| Provided information |

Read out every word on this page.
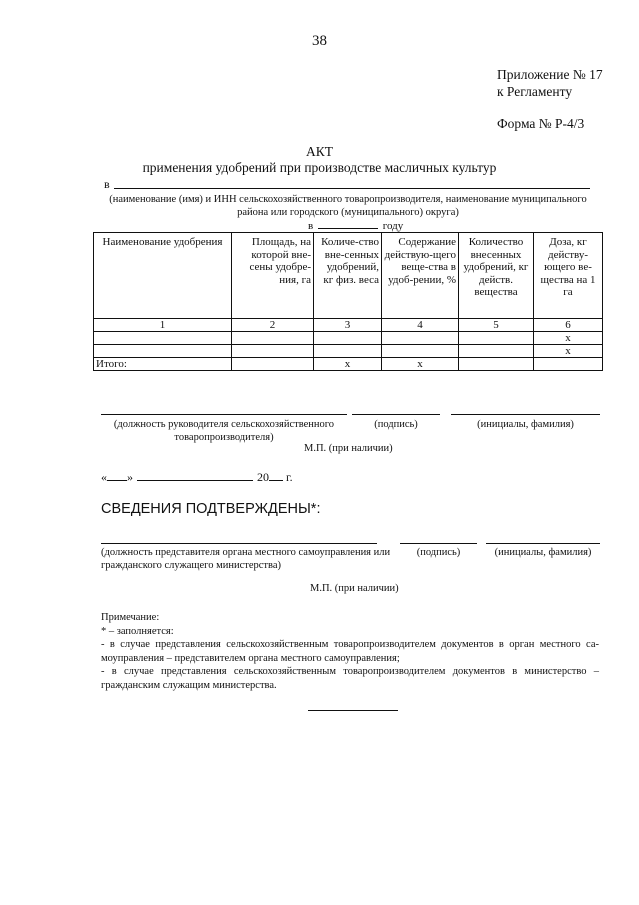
38
Приложение № 17
к Регламенту
Форма № Р-4/3
АКТ
применения удобрений при производстве масличных культур
в
(наименование (имя) и ИНН сельскохозяйственного товаропроизводителя, наименование муниципального района или городского (муниципального) округа)
в	году
Наименование удобрения	Площадь, на которой вне-сены удобре-ния, га	Количе-ство вне-сенных удобрений, кг физ. веса	Содержание действую-щего веще-ства в удоб-рении, %	Количество внесенных удобрений, кг действ. вещества	Доза, кг действу-ющего ве-щества на 1 га
1	2	3	4	5	6
					х
					х
Итого:		х	х		
(должность руководителя сельскохозяйственного товаропроизводителя)
(подпись)	(инициалы, фамилия)
М.П. (при наличии)
« »	20 г.
СВЕДЕНИЯ ПОДТВЕРЖДЕНЫ*:
(должность представителя органа местного самоуправления или гражданского служащего министерства)
(подпись)	(инициалы, фамилия)
М.П. (при наличии)
Примечание:
* – заполняется:
- в случае представления сельскохозяйственным товаропроизводителем документов в орган местного са-моуправления – представителем органа местного самоуправления;
- в случае представления сельскохозяйственным товаропроизводителем документов в министерство – гражданским служащим министерства.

| Exercise prompt |
The records above are to be restated exactly, without their pictures.

| Solution for this exercise |
Read out every word on this page.
38
Приложение № 17
к Регламенту
Форма № Р-4/3
АКТ
применения удобрений при производстве масличных культур
в
(наименование (имя) и ИНН сельскохозяйственного товаропроизводителя, наименование муниципального района или городского (муниципального) округа)
в	году
Наименование удобрения	Площадь, на которой вне-сены удобре-ния, га	Количе-ство вне-сенных удобрений, кг физ. веса	Содержание действую-щего веще-ства в удоб-рении, %	Количество внесенных удобрений, кг действ. вещества	Доза, кг действу-ющего ве-щества на 1 га
1	2	3	4	5	6
					х
					х
Итого:		х	х		
(должность руководителя сельскохозяйственного товаропроизводителя)
(подпись)	(инициалы, фамилия)
М.П. (при наличии)
« »	20 г.
СВЕДЕНИЯ ПОДТВЕРЖДЕНЫ*:
(должность представителя органа местного самоуправления или гражданского служащего министерства)
(подпись)	(инициалы, фамилия)
М.П. (при наличии)
Примечание:
* – заполняется:
- в случае представления сельскохозяйственным товаропроизводителем документов в орган местного са-моуправления – представителем органа местного самоуправления;
- в случае представления сельскохозяйственным товаропроизводителем документов в министерство – гражданским служащим министерства.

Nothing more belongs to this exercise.